## Aufgaben
(1) Beantworte anhand des Textauszugs kurz:
(a) In welcher Stadt lebt der Bruder mit seiner Familie?
(b) Gegen wie viel Uhr stehen die beiden Erwachsenen an Werktagen meist auf?
(c) Um welche Zeit gibt es Abendbrot?
(2) Liste sämtliche Uhrzeiten auf, die der Textauszug im Ablauf des Werktags nennt.

## Textauszug
Ich bin Teil einer vierköpfigen Familie, bestehend aus meinem Freund, mir und unseren Kindern: K1 ist fünf Jahre alt und K2 ist zwei Jahre alt. Ich habe einen Bruder, der mit seiner Familie in München lebt. Meine Eltern leben in meinem Heimatdorf im Süden Deutschlands. Die Eltern meines Freundes leben leider nicht mehr.

 

  1. Wie läuft ein typischer Werktag bei dir/euch ab?

Mein Freund und ich stehen meist gegen halb sechs auf, machen uns fertig, genießen die Stille und einen Kaffee und reden darüber, was die Woche über so ansteht. Er räumt den Geschirrspüler aus und ich bereite das Frühstück vor. Gegen halb sieben verlässt er das Haus und ich wecke die Kinder, so dass sie in Ruhe aufstehen und frühstücken können. Gegen acht werden sie vom Fahrdienst abgeholt und in die Kita gebracht (wir können den Fahrdienst aufgrund von K1s Behinderungen nutzen, für K2 bezahlen wir dafür). Ich räume danach zumindest das Gröbste auf und mache mich auf den Weg zur Arbeit. Gegen 15 Uhr komme ich von der Arbeit zurück und bevor die Kinder um 16 Uhr zurückkommen, versuche ich, noch ein bisschen Haushalts- und Arbeitskram auf die Reihe zu bekommen – oft sinke ich aber auch einfach auf die Couch. Wenn die Kinder hier sind, müssen sie immer zuerst mal was essen, danach spielen sie, manchmal gucken wir Bücher an oder gehen raus. Gegen 18.30 Uhr gibt es Abendbrot, danach machen wir die Kinder bettfertig, bringen sie zu Bett und hoffen, dass sie bald einschlafen. Manchmal klappt das um 21 Uhr, meist erst gegen 22 Uhr oder später.

 

  1. Teilst du die Familienarbeit mit anderen Großen?

## Einträge
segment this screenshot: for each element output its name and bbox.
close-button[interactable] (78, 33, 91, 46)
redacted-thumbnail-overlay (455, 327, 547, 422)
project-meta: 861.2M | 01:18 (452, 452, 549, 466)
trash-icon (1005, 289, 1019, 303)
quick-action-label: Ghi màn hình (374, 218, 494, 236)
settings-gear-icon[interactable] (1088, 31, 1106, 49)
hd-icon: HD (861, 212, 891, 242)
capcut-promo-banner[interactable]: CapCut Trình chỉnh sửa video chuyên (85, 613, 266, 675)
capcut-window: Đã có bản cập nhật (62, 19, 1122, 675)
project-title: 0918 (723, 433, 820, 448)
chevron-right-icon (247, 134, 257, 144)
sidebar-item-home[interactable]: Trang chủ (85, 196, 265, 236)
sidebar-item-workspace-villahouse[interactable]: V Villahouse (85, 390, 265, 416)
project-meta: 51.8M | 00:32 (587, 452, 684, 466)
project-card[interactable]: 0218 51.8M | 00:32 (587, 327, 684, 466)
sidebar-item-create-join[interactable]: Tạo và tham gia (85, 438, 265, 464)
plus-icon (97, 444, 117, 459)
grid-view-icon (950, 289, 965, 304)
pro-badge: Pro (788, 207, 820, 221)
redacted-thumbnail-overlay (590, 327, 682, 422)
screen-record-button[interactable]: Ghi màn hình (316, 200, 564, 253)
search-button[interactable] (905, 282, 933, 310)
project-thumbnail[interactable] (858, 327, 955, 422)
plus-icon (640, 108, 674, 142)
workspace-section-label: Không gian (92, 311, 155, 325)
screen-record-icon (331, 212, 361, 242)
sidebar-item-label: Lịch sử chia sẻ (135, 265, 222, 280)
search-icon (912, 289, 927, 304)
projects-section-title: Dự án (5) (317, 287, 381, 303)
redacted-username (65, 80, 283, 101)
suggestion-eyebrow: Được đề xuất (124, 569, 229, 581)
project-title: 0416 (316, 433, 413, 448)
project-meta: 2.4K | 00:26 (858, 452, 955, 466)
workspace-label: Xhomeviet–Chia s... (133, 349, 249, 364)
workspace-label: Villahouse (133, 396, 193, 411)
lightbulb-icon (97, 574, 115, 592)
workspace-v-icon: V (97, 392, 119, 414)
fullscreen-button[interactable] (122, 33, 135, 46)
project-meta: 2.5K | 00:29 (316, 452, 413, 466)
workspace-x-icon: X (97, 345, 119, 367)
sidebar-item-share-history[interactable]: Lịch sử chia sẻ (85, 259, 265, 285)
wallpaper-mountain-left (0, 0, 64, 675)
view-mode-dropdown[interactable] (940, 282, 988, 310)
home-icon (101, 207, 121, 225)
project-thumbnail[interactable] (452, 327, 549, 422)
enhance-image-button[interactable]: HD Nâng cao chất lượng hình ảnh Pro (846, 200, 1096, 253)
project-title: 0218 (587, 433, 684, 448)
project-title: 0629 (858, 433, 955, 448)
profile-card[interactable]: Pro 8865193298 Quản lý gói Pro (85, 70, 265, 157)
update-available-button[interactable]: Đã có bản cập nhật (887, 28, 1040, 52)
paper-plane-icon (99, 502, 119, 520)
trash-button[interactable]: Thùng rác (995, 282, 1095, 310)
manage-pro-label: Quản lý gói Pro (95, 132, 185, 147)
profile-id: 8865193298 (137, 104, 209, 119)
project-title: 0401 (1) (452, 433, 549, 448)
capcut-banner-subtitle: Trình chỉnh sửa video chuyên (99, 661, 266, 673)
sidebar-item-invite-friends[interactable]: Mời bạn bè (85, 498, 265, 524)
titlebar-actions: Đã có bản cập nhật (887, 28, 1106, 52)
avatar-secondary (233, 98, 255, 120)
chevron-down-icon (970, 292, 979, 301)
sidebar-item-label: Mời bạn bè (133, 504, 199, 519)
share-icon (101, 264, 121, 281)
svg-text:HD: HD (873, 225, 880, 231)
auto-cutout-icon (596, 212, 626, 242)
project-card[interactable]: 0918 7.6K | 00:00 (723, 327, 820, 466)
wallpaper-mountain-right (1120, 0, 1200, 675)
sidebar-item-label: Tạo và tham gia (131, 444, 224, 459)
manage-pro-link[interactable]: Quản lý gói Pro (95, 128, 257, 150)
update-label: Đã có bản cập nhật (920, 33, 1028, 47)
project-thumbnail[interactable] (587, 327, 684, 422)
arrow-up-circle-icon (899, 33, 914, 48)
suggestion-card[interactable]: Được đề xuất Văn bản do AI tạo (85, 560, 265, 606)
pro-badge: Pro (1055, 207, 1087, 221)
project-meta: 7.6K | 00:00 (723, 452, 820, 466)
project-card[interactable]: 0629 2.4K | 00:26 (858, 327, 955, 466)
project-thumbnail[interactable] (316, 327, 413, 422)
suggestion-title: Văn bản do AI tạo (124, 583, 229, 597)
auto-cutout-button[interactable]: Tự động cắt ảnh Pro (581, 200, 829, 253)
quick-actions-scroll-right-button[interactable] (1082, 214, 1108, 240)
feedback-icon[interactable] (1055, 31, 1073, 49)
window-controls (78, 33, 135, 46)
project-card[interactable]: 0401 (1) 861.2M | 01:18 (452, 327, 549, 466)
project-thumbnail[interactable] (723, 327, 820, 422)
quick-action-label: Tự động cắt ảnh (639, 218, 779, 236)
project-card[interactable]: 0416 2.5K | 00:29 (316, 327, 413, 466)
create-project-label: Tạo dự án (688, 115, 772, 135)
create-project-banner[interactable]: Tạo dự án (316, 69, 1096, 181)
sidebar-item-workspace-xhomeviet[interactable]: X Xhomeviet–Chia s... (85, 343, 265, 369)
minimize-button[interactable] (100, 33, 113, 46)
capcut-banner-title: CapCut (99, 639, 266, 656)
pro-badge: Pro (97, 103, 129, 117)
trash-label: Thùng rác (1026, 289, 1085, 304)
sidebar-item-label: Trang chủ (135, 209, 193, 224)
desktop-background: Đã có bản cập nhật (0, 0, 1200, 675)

## Lösungen
(1)
(a) In München.
(b) Gegen halb sechs.
(c) Gegen 18.30 Uhr.

(2) halb sechs, halb sieben, acht, 15 Uhr, 16 Uhr, 18.30 Uhr, 21 Uhr, 22 Uhr